* [Work instructions] Within the listing below, locate all lines containing the word "this". Copy each one.

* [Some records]

▬▬▬▬▬▬

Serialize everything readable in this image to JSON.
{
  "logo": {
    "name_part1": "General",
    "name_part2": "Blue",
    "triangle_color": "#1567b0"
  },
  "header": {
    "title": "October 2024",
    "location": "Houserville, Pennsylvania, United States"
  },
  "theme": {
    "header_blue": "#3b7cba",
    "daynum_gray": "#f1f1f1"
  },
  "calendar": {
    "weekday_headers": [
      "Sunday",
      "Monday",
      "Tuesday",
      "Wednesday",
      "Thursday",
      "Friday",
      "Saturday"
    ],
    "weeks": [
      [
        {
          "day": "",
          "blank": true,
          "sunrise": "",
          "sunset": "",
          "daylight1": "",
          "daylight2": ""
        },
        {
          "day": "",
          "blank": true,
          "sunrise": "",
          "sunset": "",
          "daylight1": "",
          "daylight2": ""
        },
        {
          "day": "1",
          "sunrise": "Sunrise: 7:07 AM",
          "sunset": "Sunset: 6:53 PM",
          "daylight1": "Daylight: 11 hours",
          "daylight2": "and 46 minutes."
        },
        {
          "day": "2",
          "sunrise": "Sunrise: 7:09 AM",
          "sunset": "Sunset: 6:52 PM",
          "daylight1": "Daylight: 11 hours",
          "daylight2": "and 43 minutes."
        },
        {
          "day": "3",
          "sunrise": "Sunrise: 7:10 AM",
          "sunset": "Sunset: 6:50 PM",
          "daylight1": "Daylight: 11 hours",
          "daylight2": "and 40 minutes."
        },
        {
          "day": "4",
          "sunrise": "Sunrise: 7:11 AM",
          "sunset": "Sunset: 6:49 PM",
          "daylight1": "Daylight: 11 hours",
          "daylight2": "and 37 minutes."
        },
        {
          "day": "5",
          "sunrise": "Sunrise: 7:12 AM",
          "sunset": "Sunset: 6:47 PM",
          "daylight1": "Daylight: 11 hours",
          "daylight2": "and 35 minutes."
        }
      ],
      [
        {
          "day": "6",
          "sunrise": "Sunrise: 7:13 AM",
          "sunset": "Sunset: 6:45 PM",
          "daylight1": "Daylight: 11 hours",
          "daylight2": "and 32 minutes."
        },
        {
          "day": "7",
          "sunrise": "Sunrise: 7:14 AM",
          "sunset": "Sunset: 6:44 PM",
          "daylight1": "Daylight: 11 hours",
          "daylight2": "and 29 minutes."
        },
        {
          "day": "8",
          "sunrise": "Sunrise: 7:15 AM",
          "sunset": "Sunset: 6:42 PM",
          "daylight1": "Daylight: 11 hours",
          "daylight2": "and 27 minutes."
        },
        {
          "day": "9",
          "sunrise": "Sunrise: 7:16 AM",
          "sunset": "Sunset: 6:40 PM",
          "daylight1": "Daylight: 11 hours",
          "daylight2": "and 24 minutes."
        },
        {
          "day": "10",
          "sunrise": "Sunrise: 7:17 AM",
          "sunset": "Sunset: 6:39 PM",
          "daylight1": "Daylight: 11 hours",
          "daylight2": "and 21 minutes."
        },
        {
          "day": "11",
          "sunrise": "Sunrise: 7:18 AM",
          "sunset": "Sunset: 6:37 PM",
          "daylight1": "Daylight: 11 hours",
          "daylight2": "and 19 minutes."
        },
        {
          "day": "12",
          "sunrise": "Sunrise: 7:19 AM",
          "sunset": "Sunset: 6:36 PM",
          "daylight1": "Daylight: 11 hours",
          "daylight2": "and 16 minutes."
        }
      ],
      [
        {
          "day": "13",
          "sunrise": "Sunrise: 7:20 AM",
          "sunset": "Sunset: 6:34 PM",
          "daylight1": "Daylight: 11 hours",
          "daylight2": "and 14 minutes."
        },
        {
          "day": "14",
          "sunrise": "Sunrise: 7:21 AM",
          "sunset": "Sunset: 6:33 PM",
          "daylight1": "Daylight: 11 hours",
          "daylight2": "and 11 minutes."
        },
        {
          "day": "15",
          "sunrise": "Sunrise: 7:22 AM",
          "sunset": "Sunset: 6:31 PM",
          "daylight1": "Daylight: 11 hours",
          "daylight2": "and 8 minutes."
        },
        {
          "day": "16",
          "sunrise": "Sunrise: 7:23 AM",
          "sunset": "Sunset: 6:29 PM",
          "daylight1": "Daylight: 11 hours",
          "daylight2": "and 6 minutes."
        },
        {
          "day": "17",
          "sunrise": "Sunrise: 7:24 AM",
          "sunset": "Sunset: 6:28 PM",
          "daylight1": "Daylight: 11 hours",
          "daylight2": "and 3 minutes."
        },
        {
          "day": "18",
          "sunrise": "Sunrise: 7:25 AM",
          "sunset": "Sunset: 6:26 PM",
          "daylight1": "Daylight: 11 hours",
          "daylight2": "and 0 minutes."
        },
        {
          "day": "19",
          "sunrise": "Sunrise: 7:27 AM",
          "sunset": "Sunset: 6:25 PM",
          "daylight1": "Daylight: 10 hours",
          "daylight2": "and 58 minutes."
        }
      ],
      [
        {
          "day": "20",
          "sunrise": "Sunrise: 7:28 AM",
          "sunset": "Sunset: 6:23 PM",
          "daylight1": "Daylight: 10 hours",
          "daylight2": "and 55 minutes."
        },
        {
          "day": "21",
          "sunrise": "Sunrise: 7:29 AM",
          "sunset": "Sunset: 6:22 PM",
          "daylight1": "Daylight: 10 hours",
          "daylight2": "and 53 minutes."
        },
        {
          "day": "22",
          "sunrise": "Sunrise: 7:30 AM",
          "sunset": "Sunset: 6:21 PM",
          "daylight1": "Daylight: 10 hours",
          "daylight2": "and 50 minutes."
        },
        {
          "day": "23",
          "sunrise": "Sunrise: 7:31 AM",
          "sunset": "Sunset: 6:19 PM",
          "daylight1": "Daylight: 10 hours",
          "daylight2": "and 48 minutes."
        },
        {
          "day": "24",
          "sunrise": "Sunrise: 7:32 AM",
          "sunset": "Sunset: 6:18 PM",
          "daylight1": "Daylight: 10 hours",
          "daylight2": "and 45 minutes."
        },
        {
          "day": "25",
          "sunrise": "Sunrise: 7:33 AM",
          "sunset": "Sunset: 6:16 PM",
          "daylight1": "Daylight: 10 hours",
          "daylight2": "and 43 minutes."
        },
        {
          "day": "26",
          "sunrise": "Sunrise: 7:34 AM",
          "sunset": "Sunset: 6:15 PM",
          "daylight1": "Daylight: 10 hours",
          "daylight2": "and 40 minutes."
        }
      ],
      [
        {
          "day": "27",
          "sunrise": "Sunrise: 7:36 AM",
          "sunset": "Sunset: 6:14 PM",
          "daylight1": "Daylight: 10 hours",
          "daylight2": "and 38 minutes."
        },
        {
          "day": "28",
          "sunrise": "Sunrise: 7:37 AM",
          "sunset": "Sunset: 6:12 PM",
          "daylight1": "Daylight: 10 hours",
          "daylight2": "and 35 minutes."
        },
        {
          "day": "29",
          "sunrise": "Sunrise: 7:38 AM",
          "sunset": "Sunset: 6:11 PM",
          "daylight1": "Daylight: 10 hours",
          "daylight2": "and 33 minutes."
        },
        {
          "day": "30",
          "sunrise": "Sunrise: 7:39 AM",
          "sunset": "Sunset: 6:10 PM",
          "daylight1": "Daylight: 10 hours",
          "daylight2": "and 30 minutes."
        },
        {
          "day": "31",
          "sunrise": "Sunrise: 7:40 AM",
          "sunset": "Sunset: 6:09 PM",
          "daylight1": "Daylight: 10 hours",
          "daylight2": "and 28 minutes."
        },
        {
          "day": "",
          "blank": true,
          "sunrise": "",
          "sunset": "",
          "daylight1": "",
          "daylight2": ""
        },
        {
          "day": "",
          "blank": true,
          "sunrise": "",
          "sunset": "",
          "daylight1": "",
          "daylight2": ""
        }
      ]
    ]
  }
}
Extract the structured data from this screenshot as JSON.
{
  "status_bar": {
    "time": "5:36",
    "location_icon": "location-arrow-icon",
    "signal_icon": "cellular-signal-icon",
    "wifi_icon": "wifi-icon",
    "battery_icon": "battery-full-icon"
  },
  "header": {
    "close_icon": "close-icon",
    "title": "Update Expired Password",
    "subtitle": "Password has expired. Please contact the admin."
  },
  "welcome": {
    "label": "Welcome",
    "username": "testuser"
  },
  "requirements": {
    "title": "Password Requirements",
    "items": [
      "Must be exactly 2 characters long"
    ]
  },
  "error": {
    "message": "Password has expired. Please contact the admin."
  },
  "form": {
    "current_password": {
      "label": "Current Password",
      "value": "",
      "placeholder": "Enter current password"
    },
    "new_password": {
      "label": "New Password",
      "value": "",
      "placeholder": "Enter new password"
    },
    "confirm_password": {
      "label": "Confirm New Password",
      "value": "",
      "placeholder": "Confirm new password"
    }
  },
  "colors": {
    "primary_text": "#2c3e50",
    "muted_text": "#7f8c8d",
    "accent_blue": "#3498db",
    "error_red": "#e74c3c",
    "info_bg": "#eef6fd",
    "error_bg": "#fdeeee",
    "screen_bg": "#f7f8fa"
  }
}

▬▬▬▬▬▬

* [The reply]
Serialize everything readable in this image to JSON.
Extract the structured data from this screenshot as JSON.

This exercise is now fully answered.